____ Records for this task
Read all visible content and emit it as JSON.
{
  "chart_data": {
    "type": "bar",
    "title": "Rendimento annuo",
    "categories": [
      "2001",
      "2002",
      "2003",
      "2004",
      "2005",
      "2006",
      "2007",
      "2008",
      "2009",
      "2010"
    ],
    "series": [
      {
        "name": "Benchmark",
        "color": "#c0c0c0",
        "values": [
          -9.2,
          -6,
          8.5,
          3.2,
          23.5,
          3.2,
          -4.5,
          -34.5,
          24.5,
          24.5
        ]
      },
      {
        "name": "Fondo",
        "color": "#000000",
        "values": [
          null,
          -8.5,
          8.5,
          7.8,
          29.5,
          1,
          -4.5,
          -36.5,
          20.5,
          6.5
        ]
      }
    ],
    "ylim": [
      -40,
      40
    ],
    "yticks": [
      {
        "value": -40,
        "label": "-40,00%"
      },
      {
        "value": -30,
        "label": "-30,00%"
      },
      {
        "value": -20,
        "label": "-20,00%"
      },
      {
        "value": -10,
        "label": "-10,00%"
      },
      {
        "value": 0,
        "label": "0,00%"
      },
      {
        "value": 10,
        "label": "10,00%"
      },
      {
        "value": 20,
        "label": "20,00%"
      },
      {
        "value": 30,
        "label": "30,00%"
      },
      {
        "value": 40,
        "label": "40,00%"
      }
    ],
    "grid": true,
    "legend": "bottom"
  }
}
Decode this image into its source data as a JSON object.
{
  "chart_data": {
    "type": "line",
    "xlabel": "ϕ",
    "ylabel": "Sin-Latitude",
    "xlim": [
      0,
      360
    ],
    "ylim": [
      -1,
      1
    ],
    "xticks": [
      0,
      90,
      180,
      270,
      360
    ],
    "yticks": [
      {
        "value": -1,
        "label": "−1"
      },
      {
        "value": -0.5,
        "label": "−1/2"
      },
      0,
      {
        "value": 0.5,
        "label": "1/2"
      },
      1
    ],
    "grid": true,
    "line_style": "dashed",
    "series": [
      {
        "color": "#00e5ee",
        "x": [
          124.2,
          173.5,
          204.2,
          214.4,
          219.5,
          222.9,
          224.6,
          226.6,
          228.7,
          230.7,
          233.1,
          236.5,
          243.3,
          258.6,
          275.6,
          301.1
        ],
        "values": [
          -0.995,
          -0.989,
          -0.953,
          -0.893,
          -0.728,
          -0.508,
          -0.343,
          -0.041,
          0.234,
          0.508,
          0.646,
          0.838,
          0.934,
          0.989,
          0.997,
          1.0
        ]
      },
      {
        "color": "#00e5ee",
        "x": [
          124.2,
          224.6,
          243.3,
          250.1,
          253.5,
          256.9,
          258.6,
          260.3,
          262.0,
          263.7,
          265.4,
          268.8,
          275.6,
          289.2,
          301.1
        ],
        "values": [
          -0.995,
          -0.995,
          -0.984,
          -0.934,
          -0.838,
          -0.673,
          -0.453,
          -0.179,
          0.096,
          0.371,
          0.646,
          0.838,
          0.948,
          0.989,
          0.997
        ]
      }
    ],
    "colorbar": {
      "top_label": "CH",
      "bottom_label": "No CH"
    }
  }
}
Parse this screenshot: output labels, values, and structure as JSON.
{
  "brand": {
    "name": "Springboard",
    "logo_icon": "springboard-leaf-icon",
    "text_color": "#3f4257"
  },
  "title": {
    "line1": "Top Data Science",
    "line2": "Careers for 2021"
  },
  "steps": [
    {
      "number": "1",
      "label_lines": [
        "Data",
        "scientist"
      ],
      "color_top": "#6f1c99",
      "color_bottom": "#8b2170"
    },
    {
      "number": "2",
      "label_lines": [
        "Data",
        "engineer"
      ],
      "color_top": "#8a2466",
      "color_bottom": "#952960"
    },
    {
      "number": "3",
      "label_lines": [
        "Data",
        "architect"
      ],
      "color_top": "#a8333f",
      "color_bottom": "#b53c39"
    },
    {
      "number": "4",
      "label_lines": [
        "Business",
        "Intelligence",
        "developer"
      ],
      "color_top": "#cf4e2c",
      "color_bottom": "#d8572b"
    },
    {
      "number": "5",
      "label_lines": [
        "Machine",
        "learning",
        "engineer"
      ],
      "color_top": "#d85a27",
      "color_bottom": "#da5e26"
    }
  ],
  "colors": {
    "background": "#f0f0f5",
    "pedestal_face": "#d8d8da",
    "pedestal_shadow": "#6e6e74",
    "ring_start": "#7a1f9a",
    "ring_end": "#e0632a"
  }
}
________
*What to work on*: Give back all the data exactly as written.

*Written response*:
Read all visible content and emit it as JSON.
{
  "chart_data": {
    "type": "bar",
    "title": "Rendimento annuo",
    "categories": [
      "2001",
      "2002",
      "2003",
      "2004",
      "2005",
      "2006",
      "2007",
      "2008",
      "2009",
      "2010"
    ],
    "series": [
      {
        "name": "Benchmark",
        "color": "#c0c0c0",
        "values": [
          -9.2,
          -6,
          8.5,
          3.2,
          23.5,
          3.2,
          -4.5,
          -34.5,
          24.5,
          24.5
        ]
      },
      {
        "name": "Fondo",
        "color": "#000000",
        "values": [
          null,
          -8.5,
          8.5,
          7.8,
          29.5,
          1,
          -4.5,
          -36.5,
          20.5,
          6.5
        ]
      }
    ],
    "ylim": [
      -40,
      40
    ],
    "yticks": [
      {
        "value": -40,
        "label": "-40,00%"
      },
      {
        "value": -30,
        "label": "-30,00%"
      },
      {
        "value": -20,
        "label": "-20,00%"
      },
      {
        "value": -10,
        "label": "-10,00%"
      },
      {
        "value": 0,
        "label": "0,00%"
      },
      {
        "value": 10,
        "label": "10,00%"
      },
      {
        "value": 20,
        "label": "20,00%"
      },
      {
        "value": 30,
        "label": "30,00%"
      },
      {
        "value": 40,
        "label": "40,00%"
      }
    ],
    "grid": true,
    "legend": "bottom"
  }
}
Decode this image into its source data as a JSON object.
{
  "chart_data": {
    "type": "line",
    "xlabel": "ϕ",
    "ylabel": "Sin-Latitude",
    "xlim": [
      0,
      360
    ],
    "ylim": [
      -1,
      1
    ],
    "xticks": [
      0,
      90,
      180,
      270,
      360
    ],
    "yticks": [
      {
        "value": -1,
        "label": "−1"
      },
      {
        "value": -0.5,
        "label": "−1/2"
      },
      0,
      {
        "value": 0.5,
        "label": "1/2"
      },
      1
    ],
    "grid": true,
    "line_style": "dashed",
    "series": [
      {
        "color": "#00e5ee",
        "x": [
          124.2,
          173.5,
          204.2,
          214.4,
          219.5,
          222.9,
          224.6,
          226.6,
          228.7,
          230.7,
          233.1,
          236.5,
          243.3,
          258.6,
          275.6,
          301.1
        ],
        "values": [
          -0.995,
          -0.989,
          -0.953,
          -0.893,
          -0.728,
          -0.508,
          -0.343,
          -0.041,
          0.234,
          0.508,
          0.646,
          0.838,
          0.934,
          0.989,
          0.997,
          1.0
        ]
      },
      {
        "color": "#00e5ee",
        "x": [
          124.2,
          224.6,
          243.3,
          250.1,
          253.5,
          256.9,
          258.6,
          260.3,
          262.0,
          263.7,
          265.4,
          268.8,
          275.6,
          289.2,
          301.1
        ],
        "values": [
          -0.995,
          -0.995,
          -0.984,
          -0.934,
          -0.838,
          -0.673,
          -0.453,
          -0.179,
          0.096,
          0.371,
          0.646,
          0.838,
          0.948,
          0.989,
          0.997
        ]
      }
    ],
    "colorbar": {
      "top_label": "CH",
      "bottom_label": "No CH"
    }
  }
}
Parse this screenshot: output labels, values, and structure as JSON.
{
  "brand": {
    "name": "Springboard",
    "logo_icon": "springboard-leaf-icon",
    "text_color": "#3f4257"
  },
  "title": {
    "line1": "Top Data Science",
    "line2": "Careers for 2021"
  },
  "steps": [
    {
      "number": "1",
      "label_lines": [
        "Data",
        "scientist"
      ],
      "color_top": "#6f1c99",
      "color_bottom": "#8b2170"
    },
    {
      "number": "2",
      "label_lines": [
        "Data",
        "engineer"
      ],
      "color_top": "#8a2466",
      "color_bottom": "#952960"
    },
    {
      "number": "3",
      "label_lines": [
        "Data",
        "architect"
      ],
      "color_top": "#a8333f",
      "color_bottom": "#b53c39"
    },
    {
      "number": "4",
      "label_lines": [
        "Business",
        "Intelligence",
        "developer"
      ],
      "color_top": "#cf4e2c",
      "color_bottom": "#d8572b"
    },
    {
      "number": "5",
      "label_lines": [
        "Machine",
        "learning",
        "engineer"
      ],
      "color_top": "#d85a27",
      "color_bottom": "#da5e26"
    }
  ],
  "colors": {
    "background": "#f0f0f5",
    "pedestal_face": "#d8d8da",
    "pedestal_shadow": "#6e6e74",
    "ring_start": "#7a1f9a",
    "ring_end": "#e0632a"
  }
}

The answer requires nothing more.